+++ Supplied entries +++

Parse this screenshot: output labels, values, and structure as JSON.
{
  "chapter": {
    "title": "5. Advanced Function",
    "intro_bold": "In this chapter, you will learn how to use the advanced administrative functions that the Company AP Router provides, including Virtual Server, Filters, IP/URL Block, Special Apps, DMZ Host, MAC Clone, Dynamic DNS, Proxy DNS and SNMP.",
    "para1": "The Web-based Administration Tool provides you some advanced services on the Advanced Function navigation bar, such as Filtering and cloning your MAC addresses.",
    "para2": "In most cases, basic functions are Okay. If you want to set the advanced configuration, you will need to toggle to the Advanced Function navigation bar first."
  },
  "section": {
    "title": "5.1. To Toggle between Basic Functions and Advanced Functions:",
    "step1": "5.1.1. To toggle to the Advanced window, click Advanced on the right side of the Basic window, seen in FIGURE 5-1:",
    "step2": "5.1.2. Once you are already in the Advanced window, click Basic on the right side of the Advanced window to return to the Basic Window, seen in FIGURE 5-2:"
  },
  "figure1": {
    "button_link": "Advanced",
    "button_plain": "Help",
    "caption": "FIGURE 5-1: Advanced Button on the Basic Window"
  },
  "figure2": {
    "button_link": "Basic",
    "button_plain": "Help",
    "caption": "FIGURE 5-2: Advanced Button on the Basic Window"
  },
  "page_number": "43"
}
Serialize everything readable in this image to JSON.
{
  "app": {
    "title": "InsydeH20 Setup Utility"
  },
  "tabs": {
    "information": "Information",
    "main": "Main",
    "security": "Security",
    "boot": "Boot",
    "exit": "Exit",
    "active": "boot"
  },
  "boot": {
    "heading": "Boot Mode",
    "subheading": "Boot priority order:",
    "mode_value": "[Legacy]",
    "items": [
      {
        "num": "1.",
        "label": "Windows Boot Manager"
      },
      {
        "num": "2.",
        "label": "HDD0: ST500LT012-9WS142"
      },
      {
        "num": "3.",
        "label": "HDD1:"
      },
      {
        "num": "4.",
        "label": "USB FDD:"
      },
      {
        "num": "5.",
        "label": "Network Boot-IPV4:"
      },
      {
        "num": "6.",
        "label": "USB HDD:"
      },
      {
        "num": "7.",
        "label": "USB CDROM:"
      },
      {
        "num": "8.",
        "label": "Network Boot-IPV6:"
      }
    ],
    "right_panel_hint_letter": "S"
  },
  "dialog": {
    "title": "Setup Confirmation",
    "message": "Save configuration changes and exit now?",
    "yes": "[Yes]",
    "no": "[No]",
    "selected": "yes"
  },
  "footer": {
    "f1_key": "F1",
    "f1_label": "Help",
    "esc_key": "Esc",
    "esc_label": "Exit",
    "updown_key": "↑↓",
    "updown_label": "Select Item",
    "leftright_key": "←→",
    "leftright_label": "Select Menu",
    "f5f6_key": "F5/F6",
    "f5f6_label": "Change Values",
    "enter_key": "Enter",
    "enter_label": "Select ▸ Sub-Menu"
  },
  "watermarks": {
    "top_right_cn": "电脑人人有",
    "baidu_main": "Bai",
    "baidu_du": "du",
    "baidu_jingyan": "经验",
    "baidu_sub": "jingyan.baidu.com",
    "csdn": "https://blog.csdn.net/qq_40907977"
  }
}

+++

• Given exercise:
Transcribe the entire listing above precisely.

• Completed exercise:
Parse this screenshot: output labels, values, and structure as JSON.
{
  "chapter": {
    "title": "5. Advanced Function",
    "intro_bold": "In this chapter, you will learn how to use the advanced administrative functions that the Company AP Router provides, including Virtual Server, Filters, IP/URL Block, Special Apps, DMZ Host, MAC Clone, Dynamic DNS, Proxy DNS and SNMP.",
    "para1": "The Web-based Administration Tool provides you some advanced services on the Advanced Function navigation bar, such as Filtering and cloning your MAC addresses.",
    "para2": "In most cases, basic functions are Okay. If you want to set the advanced configuration, you will need to toggle to the Advanced Function navigation bar first."
  },
  "section": {
    "title": "5.1. To Toggle between Basic Functions and Advanced Functions:",
    "step1": "5.1.1. To toggle to the Advanced window, click Advanced on the right side of the Basic window, seen in FIGURE 5-1:",
    "step2": "5.1.2. Once you are already in the Advanced window, click Basic on the right side of the Advanced window to return to the Basic Window, seen in FIGURE 5-2:"
  },
  "figure1": {
    "button_link": "Advanced",
    "button_plain": "Help",
    "caption": "FIGURE 5-1: Advanced Button on the Basic Window"
  },
  "figure2": {
    "button_link": "Basic",
    "button_plain": "Help",
    "caption": "FIGURE 5-2: Advanced Button on the Basic Window"
  },
  "page_number": "43"
}
Serialize everything readable in this image to JSON.
{
  "app": {
    "title": "InsydeH20 Setup Utility"
  },
  "tabs": {
    "information": "Information",
    "main": "Main",
    "security": "Security",
    "boot": "Boot",
    "exit": "Exit",
    "active": "boot"
  },
  "boot": {
    "heading": "Boot Mode",
    "subheading": "Boot priority order:",
    "mode_value": "[Legacy]",
    "items": [
      {
        "num": "1.",
        "label": "Windows Boot Manager"
      },
      {
        "num": "2.",
        "label": "HDD0: ST500LT012-9WS142"
      },
      {
        "num": "3.",
        "label": "HDD1:"
      },
      {
        "num": "4.",
        "label": "USB FDD:"
      },
      {
        "num": "5.",
        "label": "Network Boot-IPV4:"
      },
      {
        "num": "6.",
        "label": "USB HDD:"
      },
      {
        "num": "7.",
        "label": "USB CDROM:"
      },
      {
        "num": "8.",
        "label": "Network Boot-IPV6:"
      }
    ],
    "right_panel_hint_letter": "S"
  },
  "dialog": {
    "title": "Setup Confirmation",
    "message": "Save configuration changes and exit now?",
    "yes": "[Yes]",
    "no": "[No]",
    "selected": "yes"
  },
  "footer": {
    "f1_key": "F1",
    "f1_label": "Help",
    "esc_key": "Esc",
    "esc_label": "Exit",
    "updown_key": "↑↓",
    "updown_label": "Select Item",
    "leftright_key": "←→",
    "leftright_label": "Select Menu",
    "f5f6_key": "F5/F6",
    "f5f6_label": "Change Values",
    "enter_key": "Enter",
    "enter_label": "Select ▸ Sub-Menu"
  },
  "watermarks": {
    "top_right_cn": "电脑人人有",
    "baidu_main": "Bai",
    "baidu_du": "du",
    "baidu_jingyan": "经验",
    "baidu_sub": "jingyan.baidu.com",
    "csdn": "https://blog.csdn.net/qq_40907977"
  }
}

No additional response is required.